---------- Listed records ----------

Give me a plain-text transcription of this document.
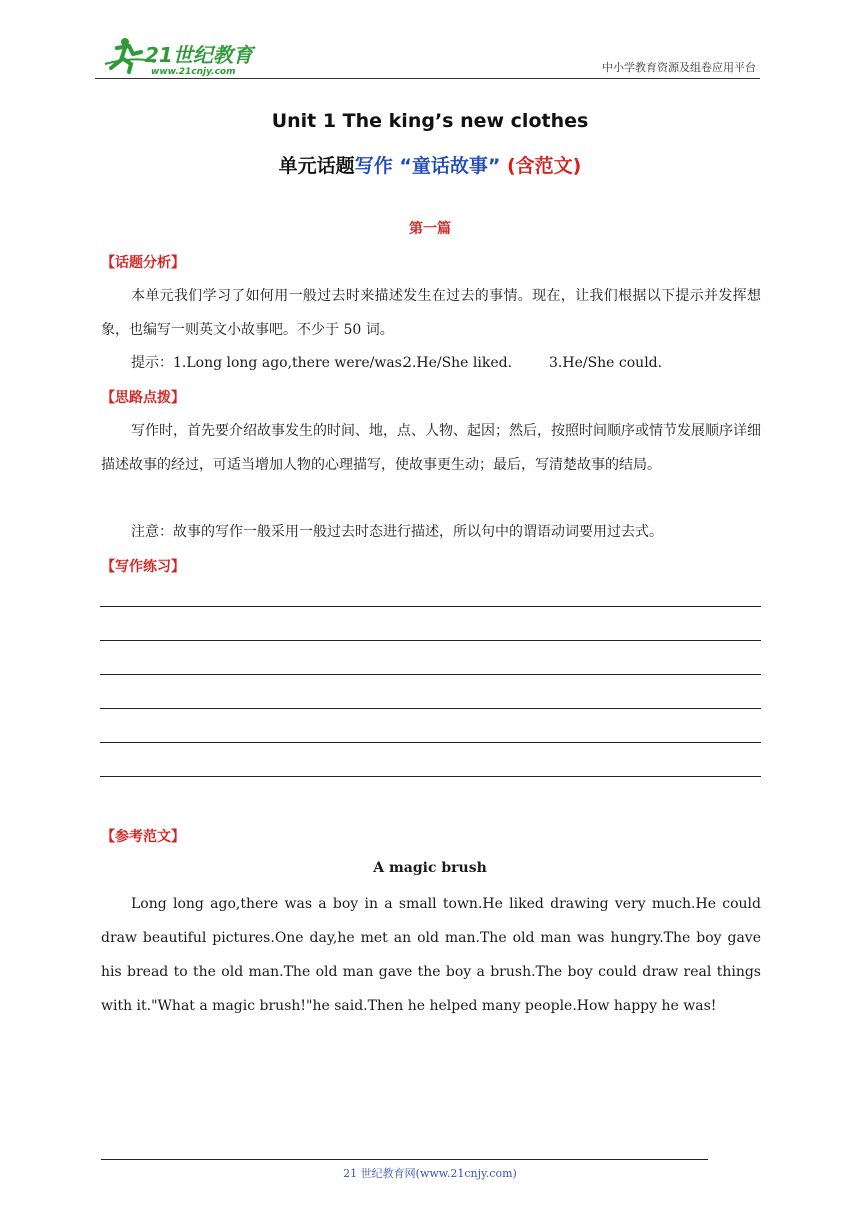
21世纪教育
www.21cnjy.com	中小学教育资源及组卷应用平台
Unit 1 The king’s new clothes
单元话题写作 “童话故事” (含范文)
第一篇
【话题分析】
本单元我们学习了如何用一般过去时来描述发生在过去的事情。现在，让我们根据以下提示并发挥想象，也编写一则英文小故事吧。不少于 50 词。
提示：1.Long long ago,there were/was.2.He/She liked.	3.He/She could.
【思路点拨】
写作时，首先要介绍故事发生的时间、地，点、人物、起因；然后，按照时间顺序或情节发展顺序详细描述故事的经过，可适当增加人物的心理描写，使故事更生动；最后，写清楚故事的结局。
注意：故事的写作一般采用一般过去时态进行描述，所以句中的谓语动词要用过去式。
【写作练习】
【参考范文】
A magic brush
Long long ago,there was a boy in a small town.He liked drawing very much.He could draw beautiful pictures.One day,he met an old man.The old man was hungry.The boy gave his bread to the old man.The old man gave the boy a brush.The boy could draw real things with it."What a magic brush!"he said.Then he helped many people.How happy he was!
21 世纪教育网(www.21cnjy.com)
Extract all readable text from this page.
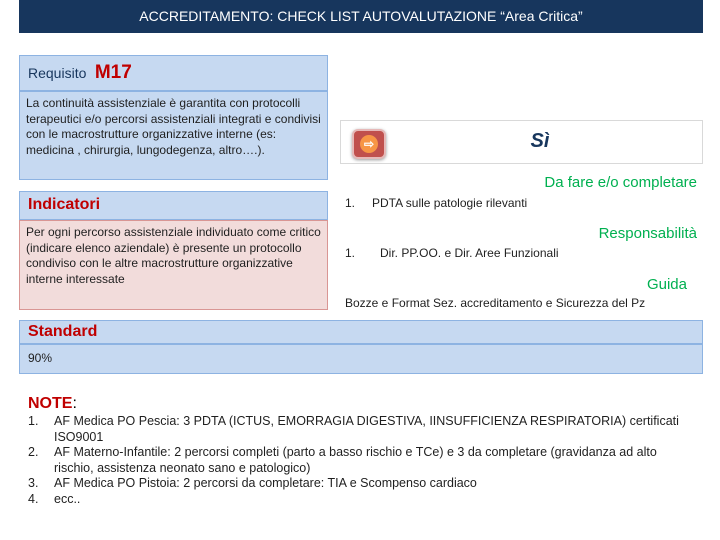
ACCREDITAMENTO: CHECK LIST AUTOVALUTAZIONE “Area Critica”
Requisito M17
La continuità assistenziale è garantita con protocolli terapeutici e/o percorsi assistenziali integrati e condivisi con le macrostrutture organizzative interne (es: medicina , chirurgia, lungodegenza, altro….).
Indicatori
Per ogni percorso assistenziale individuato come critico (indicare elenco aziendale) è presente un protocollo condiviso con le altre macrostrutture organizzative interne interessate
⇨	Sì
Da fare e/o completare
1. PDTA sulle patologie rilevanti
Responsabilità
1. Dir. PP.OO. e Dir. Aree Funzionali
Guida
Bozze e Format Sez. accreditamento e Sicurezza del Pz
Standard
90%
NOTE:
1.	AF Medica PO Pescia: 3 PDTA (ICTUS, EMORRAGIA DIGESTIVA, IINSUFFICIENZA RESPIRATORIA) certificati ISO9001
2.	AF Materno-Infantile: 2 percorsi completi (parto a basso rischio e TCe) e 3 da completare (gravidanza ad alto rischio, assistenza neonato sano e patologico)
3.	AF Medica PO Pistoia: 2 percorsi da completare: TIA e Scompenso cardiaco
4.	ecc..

----------

Required work> Retype the whole listing exactly and leave the pictures out.

Correct result>
Give me a plain-text transcription of this document.
21世纪教育
www.21cnjy.com	中小学教育资源及组卷应用平台
Unit 1 The king’s new clothes
单元话题写作 “童话故事” (含范文)
第一篇
【话题分析】
本单元我们学习了如何用一般过去时来描述发生在过去的事情。现在，让我们根据以下提示并发挥想象，也编写一则英文小故事吧。不少于 50 词。
提示：1.Long long ago,there were/was.2.He/She liked.	3.He/She could.
【思路点拨】
写作时，首先要介绍故事发生的时间、地，点、人物、起因；然后，按照时间顺序或情节发展顺序详细描述故事的经过，可适当增加人物的心理描写，使故事更生动；最后，写清楚故事的结局。
注意：故事的写作一般采用一般过去时态进行描述，所以句中的谓语动词要用过去式。
【写作练习】
【参考范文】
A magic brush
Long long ago,there was a boy in a small town.He liked drawing very much.He could draw beautiful pictures.One day,he met an old man.The old man was hungry.The boy gave his bread to the old man.The old man gave the boy a brush.The boy could draw real things with it."What a magic brush!"he said.Then he helped many people.How happy he was!
21 世纪教育网(www.21cnjy.com)
Extract all readable text from this page.
ACCREDITAMENTO: CHECK LIST AUTOVALUTAZIONE “Area Critica”
Requisito M17
La continuità assistenziale è garantita con protocolli terapeutici e/o percorsi assistenziali integrati e condivisi con le macrostrutture organizzative interne (es: medicina , chirurgia, lungodegenza, altro….).
Indicatori
Per ogni percorso assistenziale individuato come critico (indicare elenco aziendale) è presente un protocollo condiviso con le altre macrostrutture organizzative interne interessate
⇨	Sì
Da fare e/o completare
1. PDTA sulle patologie rilevanti
Responsabilità
1. Dir. PP.OO. e Dir. Aree Funzionali
Guida
Bozze e Format Sez. accreditamento e Sicurezza del Pz
Standard
90%
NOTE:
1.	AF Medica PO Pescia: 3 PDTA (ICTUS, EMORRAGIA DIGESTIVA, IINSUFFICIENZA RESPIRATORIA) certificati ISO9001
2.	AF Materno-Infantile: 2 percorsi completi (parto a basso rischio e TCe) e 3 da completare (gravidanza ad alto rischio, assistenza neonato sano e patologico)
3.	AF Medica PO Pistoia: 2 percorsi da completare: TIA e Scompenso cardiaco
4.	ecc..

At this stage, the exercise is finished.